>> START
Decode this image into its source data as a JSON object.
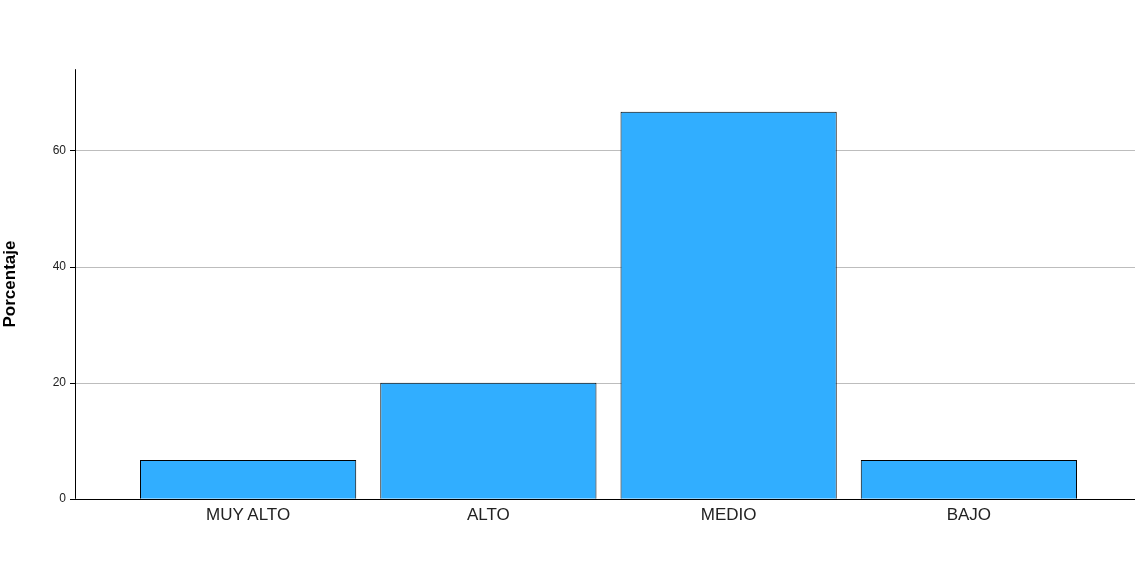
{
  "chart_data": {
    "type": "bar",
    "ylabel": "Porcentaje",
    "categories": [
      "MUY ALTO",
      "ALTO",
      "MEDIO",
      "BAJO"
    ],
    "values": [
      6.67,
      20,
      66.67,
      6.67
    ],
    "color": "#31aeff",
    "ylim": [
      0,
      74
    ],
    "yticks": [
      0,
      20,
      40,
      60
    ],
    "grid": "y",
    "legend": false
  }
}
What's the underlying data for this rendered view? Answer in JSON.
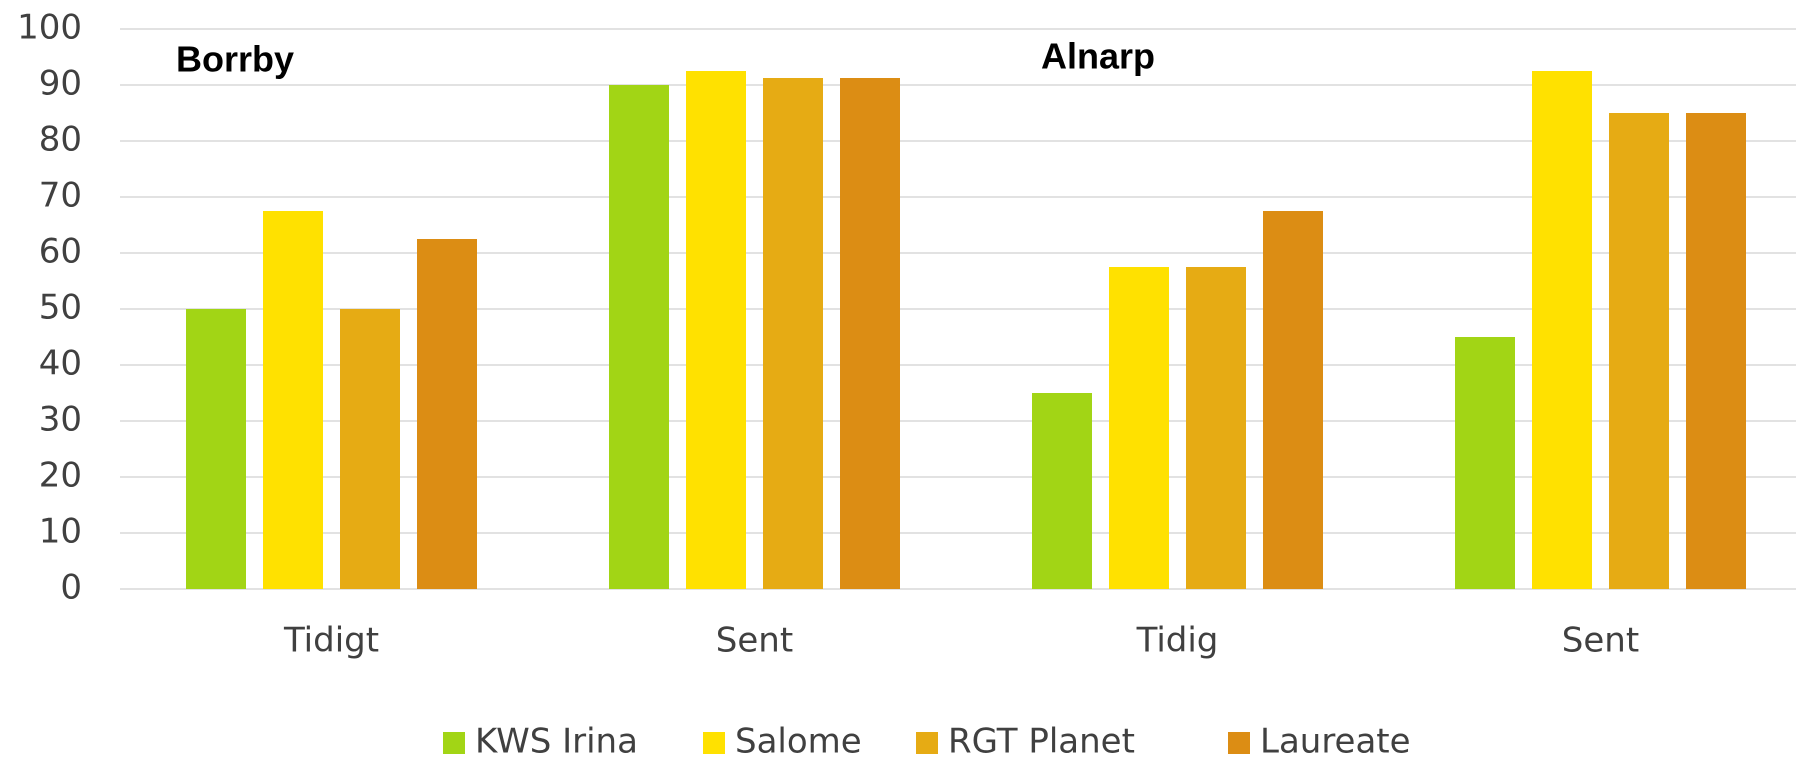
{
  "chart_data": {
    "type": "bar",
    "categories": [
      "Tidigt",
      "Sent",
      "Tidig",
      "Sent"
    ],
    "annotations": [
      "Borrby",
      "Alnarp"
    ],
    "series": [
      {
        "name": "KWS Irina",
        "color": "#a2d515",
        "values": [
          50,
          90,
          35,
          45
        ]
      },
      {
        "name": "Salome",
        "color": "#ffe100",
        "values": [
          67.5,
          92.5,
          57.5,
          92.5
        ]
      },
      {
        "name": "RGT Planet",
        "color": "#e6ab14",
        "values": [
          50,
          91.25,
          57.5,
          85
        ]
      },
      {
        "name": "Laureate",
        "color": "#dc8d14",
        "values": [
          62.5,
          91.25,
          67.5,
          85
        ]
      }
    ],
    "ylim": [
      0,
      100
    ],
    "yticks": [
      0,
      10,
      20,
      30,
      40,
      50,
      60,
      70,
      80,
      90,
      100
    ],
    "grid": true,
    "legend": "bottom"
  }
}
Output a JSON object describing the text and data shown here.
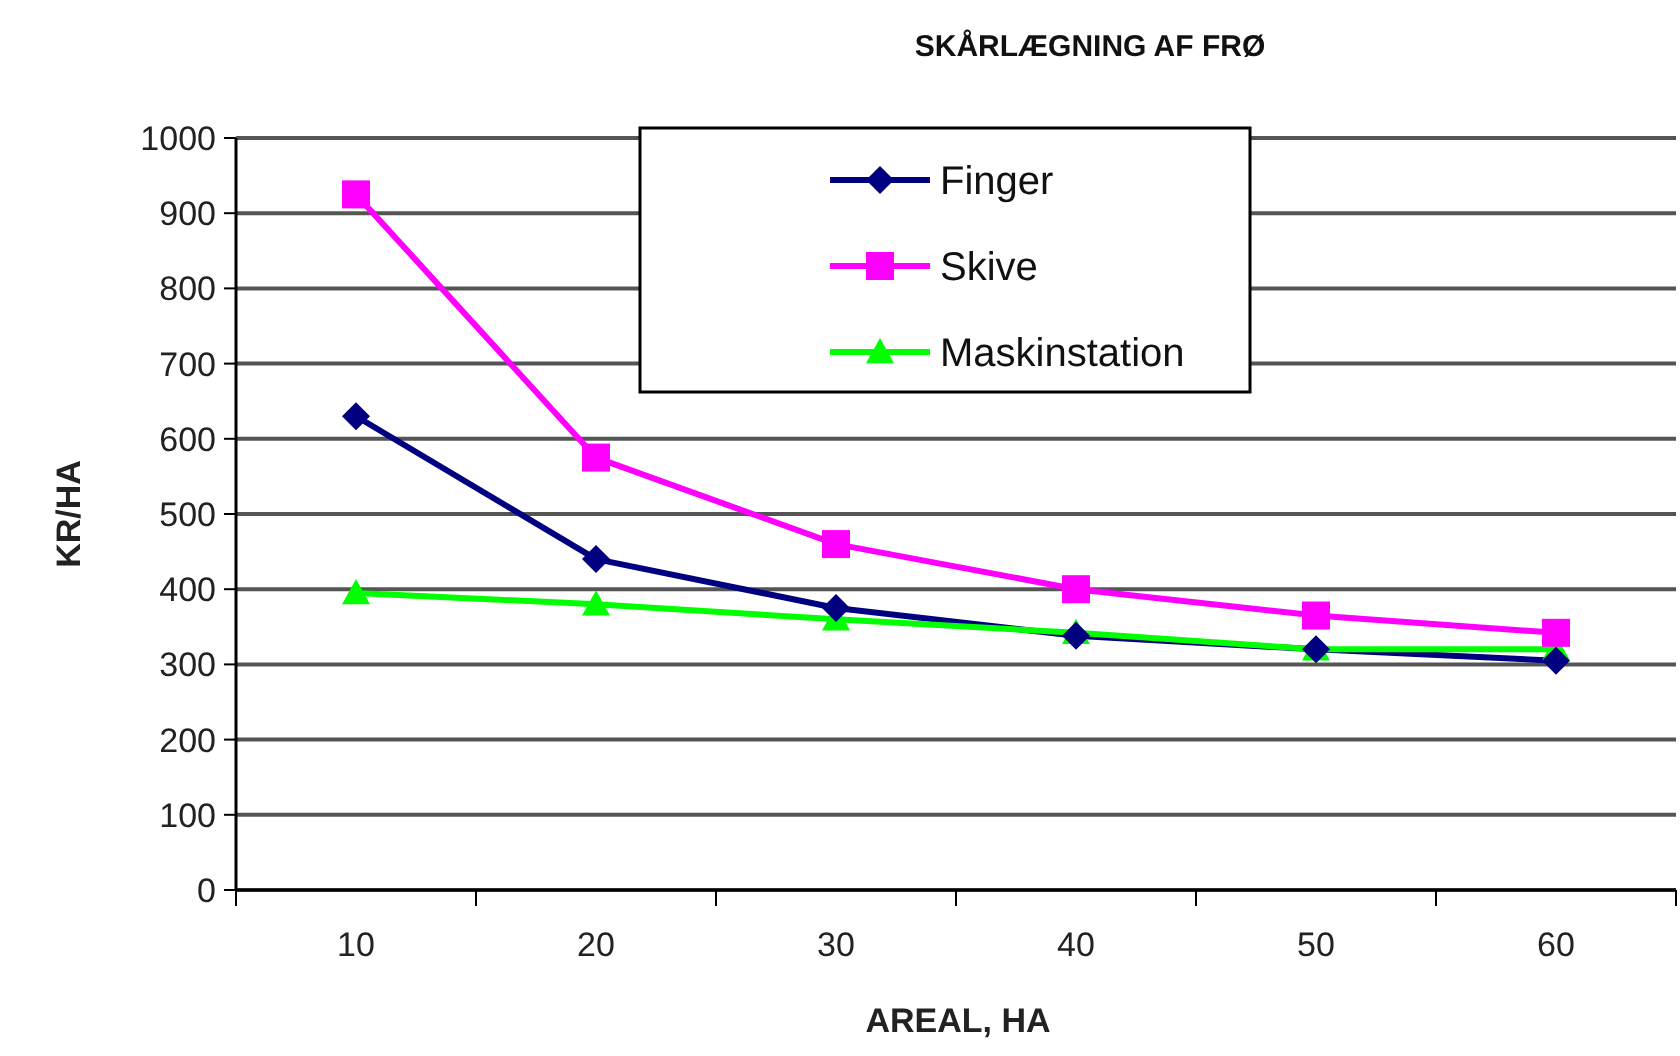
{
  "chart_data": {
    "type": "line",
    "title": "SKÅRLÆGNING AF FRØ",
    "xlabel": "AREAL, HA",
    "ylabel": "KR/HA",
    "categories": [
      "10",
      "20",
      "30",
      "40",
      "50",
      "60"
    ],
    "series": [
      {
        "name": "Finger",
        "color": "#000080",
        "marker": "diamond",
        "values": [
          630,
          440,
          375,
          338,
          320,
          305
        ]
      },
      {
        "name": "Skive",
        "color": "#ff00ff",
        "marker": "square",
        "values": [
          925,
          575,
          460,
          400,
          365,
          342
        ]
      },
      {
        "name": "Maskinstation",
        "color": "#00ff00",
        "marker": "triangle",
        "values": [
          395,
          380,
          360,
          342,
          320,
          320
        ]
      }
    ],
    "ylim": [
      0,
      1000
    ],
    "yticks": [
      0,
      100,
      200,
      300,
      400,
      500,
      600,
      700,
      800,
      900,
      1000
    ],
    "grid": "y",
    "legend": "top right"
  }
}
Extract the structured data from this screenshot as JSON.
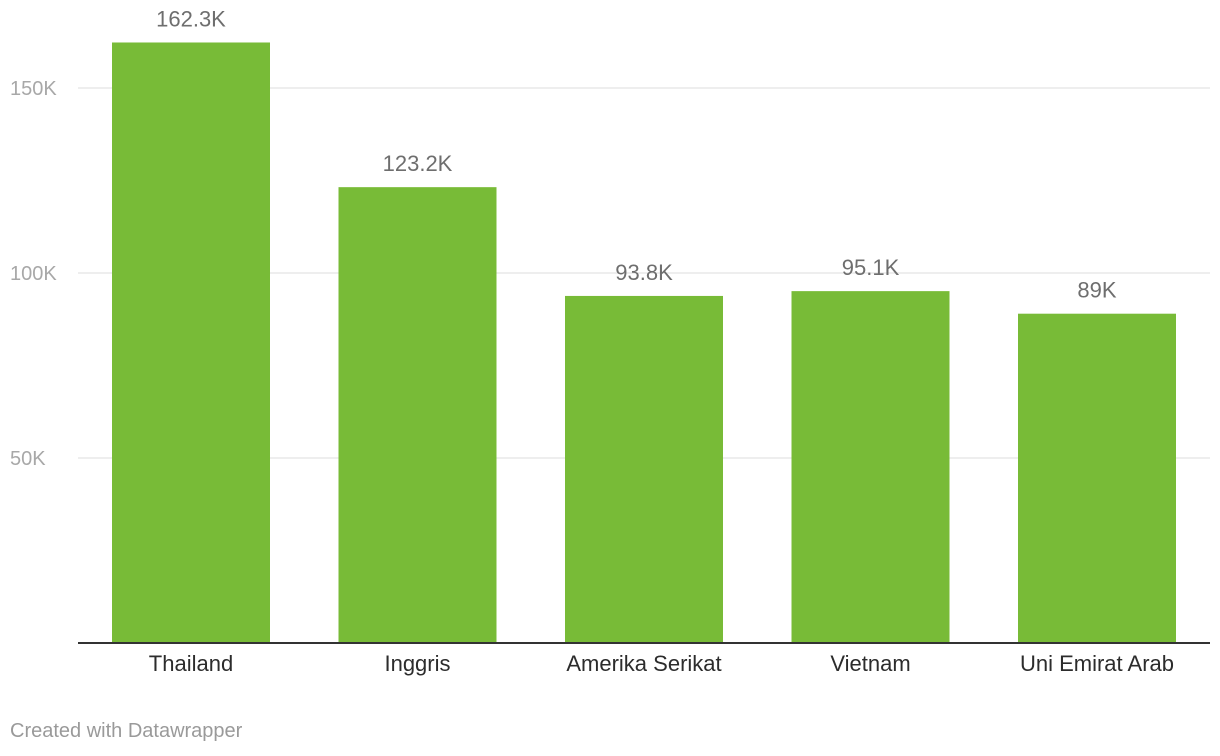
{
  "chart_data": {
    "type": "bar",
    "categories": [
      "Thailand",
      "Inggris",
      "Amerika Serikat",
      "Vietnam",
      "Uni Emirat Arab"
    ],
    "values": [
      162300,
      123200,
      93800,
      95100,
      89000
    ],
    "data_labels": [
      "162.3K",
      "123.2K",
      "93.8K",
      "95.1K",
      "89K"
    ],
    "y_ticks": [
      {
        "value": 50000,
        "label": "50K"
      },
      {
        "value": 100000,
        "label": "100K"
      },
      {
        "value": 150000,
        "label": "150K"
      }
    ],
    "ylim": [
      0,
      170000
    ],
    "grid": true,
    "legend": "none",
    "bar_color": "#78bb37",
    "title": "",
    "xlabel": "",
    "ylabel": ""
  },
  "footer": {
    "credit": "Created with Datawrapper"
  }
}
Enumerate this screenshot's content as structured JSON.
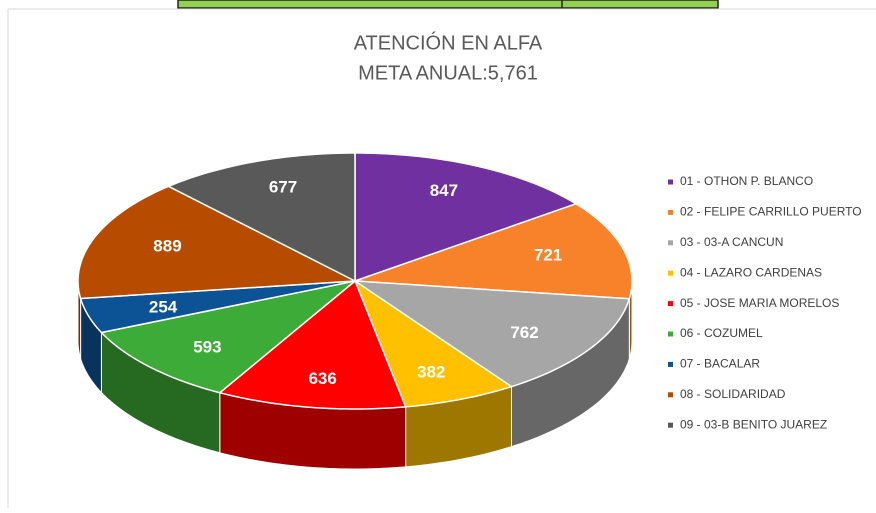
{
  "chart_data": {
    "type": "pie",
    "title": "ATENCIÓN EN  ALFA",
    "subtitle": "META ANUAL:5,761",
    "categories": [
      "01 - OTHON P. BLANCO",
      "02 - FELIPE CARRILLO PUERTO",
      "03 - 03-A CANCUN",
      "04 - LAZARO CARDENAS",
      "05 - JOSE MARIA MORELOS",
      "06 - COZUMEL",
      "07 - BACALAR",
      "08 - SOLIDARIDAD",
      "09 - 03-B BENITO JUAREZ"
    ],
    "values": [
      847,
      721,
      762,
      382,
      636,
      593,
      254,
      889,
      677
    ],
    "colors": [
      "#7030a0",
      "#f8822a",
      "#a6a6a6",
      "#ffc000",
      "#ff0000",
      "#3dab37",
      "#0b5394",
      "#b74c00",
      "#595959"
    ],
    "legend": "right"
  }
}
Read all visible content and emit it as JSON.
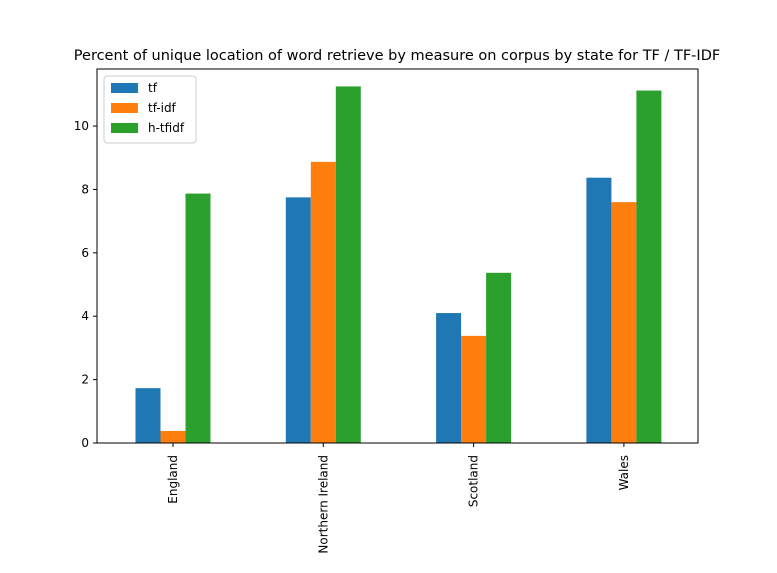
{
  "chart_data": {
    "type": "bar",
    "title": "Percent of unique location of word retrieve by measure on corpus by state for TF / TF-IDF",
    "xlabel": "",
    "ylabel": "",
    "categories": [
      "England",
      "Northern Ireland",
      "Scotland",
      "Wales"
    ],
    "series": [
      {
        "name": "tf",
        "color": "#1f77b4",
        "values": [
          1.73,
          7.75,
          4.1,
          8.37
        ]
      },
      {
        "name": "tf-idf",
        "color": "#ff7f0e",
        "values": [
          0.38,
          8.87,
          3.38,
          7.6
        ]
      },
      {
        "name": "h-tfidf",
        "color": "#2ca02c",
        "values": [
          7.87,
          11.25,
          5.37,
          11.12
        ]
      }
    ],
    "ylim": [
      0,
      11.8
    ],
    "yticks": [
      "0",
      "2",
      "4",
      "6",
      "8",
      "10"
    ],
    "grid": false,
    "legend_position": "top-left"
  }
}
>> END
PROMPT :: Go through the material above and copy each line that has the word "structured".

EXERCISE OUTPUT ::
Extract the structured data from this screenshot as JSON.
Enumerate this screenshot's content as structured JSON.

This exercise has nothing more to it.